▸ **TASK REQUIREMENTS**
Filter the records below and copy every line containing the word "name".

▸ **DATA IN THIS EXERCISE**
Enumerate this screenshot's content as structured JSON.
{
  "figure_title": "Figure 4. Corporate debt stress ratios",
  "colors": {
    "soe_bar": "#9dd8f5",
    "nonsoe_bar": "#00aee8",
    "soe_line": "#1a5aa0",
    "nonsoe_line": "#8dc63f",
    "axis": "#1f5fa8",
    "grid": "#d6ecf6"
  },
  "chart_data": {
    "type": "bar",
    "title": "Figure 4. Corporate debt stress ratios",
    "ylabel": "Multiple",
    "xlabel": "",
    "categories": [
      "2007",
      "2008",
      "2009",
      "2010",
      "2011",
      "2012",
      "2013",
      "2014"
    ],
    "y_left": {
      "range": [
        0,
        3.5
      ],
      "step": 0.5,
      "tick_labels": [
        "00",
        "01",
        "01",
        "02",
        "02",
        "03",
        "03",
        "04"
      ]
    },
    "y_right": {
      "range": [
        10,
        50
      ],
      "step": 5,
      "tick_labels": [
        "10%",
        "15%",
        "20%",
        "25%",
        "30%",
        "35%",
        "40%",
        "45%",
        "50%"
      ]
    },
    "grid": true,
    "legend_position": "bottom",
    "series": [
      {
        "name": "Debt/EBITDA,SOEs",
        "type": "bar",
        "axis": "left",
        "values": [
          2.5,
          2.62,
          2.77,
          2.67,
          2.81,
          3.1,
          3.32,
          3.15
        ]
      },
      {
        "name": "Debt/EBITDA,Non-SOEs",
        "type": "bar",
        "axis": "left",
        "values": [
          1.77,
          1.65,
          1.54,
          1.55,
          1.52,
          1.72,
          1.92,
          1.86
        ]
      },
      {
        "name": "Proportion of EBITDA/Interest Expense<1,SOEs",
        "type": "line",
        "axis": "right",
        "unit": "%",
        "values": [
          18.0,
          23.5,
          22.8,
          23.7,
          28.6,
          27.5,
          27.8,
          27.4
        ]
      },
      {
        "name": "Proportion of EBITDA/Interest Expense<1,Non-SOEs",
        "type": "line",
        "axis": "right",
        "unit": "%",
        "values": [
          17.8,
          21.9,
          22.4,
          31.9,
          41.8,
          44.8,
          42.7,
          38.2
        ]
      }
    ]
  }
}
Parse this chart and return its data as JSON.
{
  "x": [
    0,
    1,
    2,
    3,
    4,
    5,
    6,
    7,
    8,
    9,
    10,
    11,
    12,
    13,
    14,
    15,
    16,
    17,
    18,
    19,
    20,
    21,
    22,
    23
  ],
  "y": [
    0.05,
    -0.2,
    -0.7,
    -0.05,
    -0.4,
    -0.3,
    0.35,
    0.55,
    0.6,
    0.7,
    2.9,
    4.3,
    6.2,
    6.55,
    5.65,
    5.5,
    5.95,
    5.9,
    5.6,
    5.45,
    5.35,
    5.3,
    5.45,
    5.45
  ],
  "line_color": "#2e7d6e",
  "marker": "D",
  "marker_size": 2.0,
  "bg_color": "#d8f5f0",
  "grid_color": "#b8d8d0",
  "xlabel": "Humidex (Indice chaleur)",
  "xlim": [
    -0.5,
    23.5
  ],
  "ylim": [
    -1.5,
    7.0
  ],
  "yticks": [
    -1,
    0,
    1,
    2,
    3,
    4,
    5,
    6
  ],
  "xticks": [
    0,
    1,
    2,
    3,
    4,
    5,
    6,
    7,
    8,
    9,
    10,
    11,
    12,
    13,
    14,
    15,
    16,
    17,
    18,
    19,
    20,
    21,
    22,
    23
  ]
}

▸ **RESULT OF THE TASK**
        "name": "Debt/EBITDA,SOEs",
        "name": "Debt/EBITDA,Non-SOEs",
        "name": "Proportion of EBITDA/Interest Expense<1,SOEs",
        "name": "Proportion of EBITDA/Interest Expense<1,Non-SOEs",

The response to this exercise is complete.